Stated goal: Scan the entries below and report only how many lines contain "true".

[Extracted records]
....

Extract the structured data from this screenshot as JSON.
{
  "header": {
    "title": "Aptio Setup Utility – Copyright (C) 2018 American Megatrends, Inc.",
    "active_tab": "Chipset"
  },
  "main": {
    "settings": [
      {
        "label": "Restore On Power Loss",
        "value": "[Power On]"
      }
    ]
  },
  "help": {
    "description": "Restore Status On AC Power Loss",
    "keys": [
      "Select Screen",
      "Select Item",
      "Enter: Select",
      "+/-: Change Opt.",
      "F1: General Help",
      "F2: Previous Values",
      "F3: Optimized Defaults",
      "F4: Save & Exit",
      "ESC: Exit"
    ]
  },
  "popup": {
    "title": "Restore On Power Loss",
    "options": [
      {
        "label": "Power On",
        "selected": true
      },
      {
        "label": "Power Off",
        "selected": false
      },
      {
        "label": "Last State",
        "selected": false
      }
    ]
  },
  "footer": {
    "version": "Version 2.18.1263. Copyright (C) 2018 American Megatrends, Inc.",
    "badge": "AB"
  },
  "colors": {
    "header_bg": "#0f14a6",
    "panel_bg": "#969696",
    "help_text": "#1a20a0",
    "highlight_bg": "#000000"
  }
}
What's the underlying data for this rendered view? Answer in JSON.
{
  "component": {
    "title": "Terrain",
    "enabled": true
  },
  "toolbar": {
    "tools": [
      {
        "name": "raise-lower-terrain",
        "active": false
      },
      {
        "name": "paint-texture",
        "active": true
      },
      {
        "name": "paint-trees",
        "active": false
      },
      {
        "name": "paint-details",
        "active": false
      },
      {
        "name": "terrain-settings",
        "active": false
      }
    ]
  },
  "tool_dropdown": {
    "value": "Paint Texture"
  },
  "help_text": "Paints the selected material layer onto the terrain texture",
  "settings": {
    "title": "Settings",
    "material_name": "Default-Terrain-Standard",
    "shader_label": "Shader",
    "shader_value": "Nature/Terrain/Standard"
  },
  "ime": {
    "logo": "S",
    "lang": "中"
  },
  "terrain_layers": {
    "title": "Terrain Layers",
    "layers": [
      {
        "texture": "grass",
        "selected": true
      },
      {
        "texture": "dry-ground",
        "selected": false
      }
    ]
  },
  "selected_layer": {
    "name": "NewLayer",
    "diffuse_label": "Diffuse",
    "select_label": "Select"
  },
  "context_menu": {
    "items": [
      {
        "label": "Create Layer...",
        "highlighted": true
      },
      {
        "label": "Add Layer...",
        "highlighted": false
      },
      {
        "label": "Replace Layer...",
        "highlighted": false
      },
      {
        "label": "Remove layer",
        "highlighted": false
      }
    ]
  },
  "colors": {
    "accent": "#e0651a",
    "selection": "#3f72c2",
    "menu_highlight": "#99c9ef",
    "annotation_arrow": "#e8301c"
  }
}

....

Finished exercise: 5